Exercise instructions: Write out the material again exactly, please, and omit the pictures.

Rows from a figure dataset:

— BEGIN —

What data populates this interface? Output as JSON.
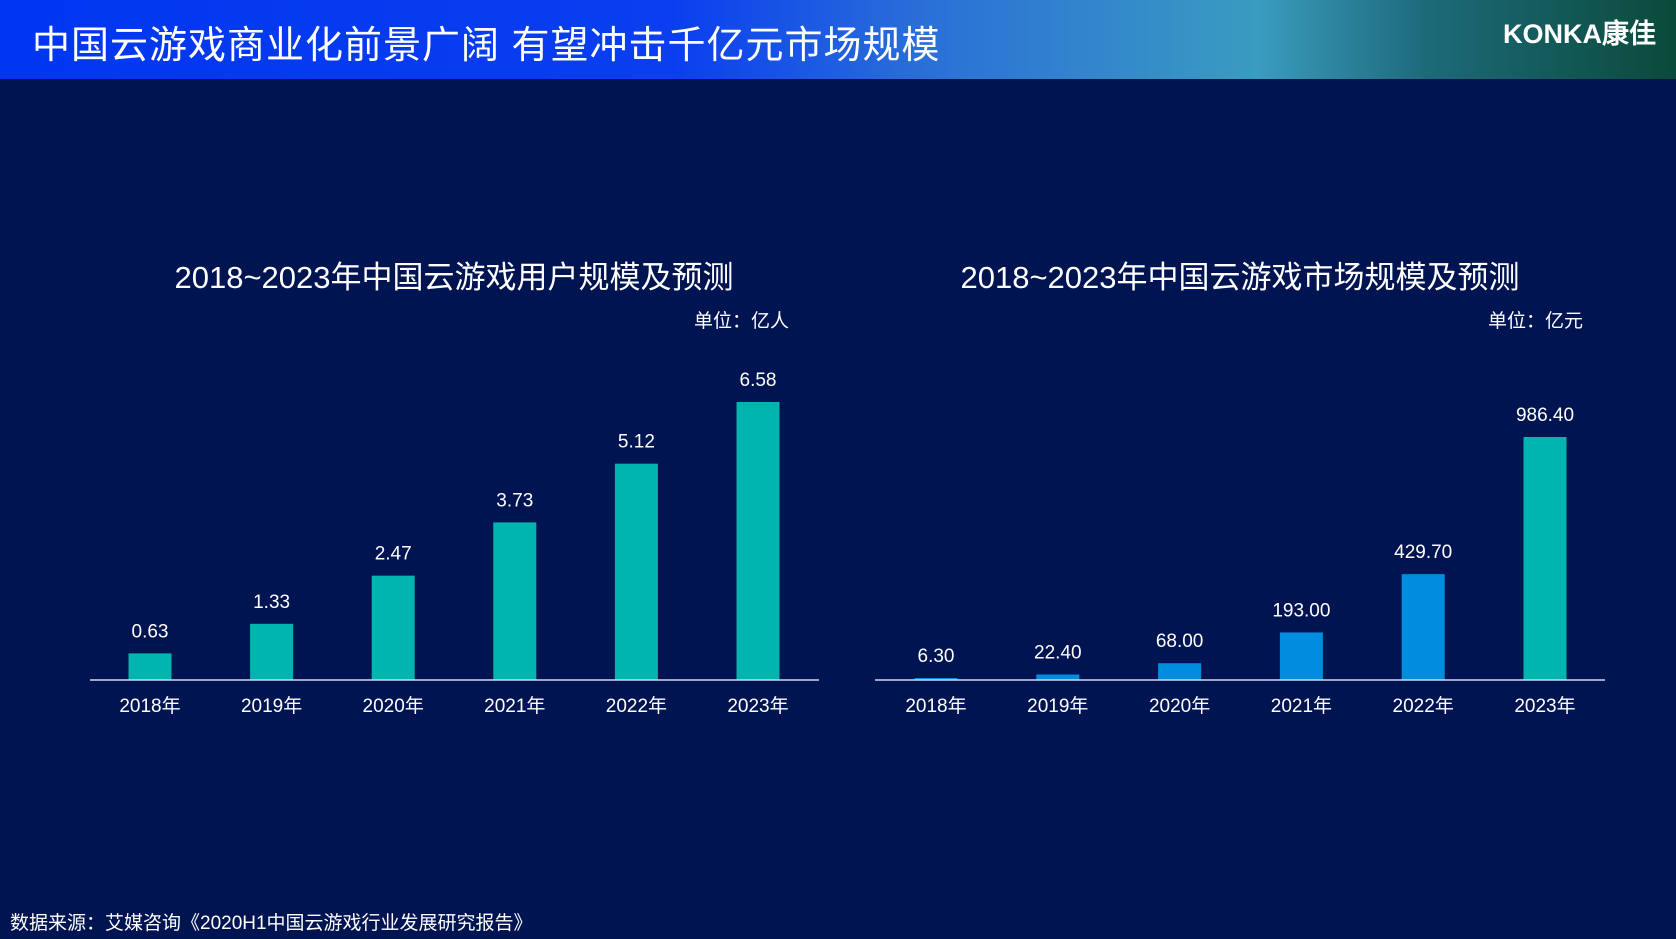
{
  "header": {
    "title": "中国云游戏商业化前景广阔 有望冲击千亿元市场规模",
    "logo": "KONKA康佳"
  },
  "colors": {
    "background": "#001452",
    "teal": "#00b5ad",
    "blue": "#008de0"
  },
  "chart_data": [
    {
      "type": "bar",
      "title": "2018~2023年中国云游戏用户规模及预测",
      "unit": "单位：亿人",
      "categories": [
        "2018年",
        "2019年",
        "2020年",
        "2021年",
        "2022年",
        "2023年"
      ],
      "values": [
        0.63,
        1.33,
        2.47,
        3.73,
        5.12,
        6.58
      ],
      "labels": [
        "0.63",
        "1.33",
        "2.47",
        "3.73",
        "5.12",
        "6.58"
      ],
      "bar_colors": [
        "#00b5ad",
        "#00b5ad",
        "#00b5ad",
        "#00b5ad",
        "#00b5ad",
        "#00b5ad"
      ],
      "ylim": [
        0,
        6.58
      ]
    },
    {
      "type": "bar",
      "title": "2018~2023年中国云游戏市场规模及预测",
      "unit": "单位：亿元",
      "categories": [
        "2018年",
        "2019年",
        "2020年",
        "2021年",
        "2022年",
        "2023年"
      ],
      "values": [
        6.3,
        22.4,
        68.0,
        193.0,
        429.7,
        986.4
      ],
      "labels": [
        "6.30",
        "22.40",
        "68.00",
        "193.00",
        "429.70",
        "986.40"
      ],
      "bar_colors": [
        "#008de0",
        "#008de0",
        "#008de0",
        "#008de0",
        "#008de0",
        "#00b5ad"
      ],
      "ylim": [
        0,
        986.4
      ]
    }
  ],
  "footer": {
    "source": "数据来源：艾媒咨询《2020H1中国云游戏行业发展研究报告》"
  }
}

— END —

Solution to the exercise:
What data populates this interface? Output as JSON.
{
  "header": {
    "title": "中国云游戏商业化前景广阔 有望冲击千亿元市场规模",
    "logo": "KONKA康佳"
  },
  "colors": {
    "background": "#001452",
    "teal": "#00b5ad",
    "blue": "#008de0"
  },
  "chart_data": [
    {
      "type": "bar",
      "title": "2018~2023年中国云游戏用户规模及预测",
      "unit": "单位：亿人",
      "categories": [
        "2018年",
        "2019年",
        "2020年",
        "2021年",
        "2022年",
        "2023年"
      ],
      "values": [
        0.63,
        1.33,
        2.47,
        3.73,
        5.12,
        6.58
      ],
      "labels": [
        "0.63",
        "1.33",
        "2.47",
        "3.73",
        "5.12",
        "6.58"
      ],
      "bar_colors": [
        "#00b5ad",
        "#00b5ad",
        "#00b5ad",
        "#00b5ad",
        "#00b5ad",
        "#00b5ad"
      ],
      "ylim": [
        0,
        6.58
      ]
    },
    {
      "type": "bar",
      "title": "2018~2023年中国云游戏市场规模及预测",
      "unit": "单位：亿元",
      "categories": [
        "2018年",
        "2019年",
        "2020年",
        "2021年",
        "2022年",
        "2023年"
      ],
      "values": [
        6.3,
        22.4,
        68.0,
        193.0,
        429.7,
        986.4
      ],
      "labels": [
        "6.30",
        "22.40",
        "68.00",
        "193.00",
        "429.70",
        "986.40"
      ],
      "bar_colors": [
        "#008de0",
        "#008de0",
        "#008de0",
        "#008de0",
        "#008de0",
        "#00b5ad"
      ],
      "ylim": [
        0,
        986.4
      ]
    }
  ],
  "footer": {
    "source": "数据来源：艾媒咨询《2020H1中国云游戏行业发展研究报告》"
  }
}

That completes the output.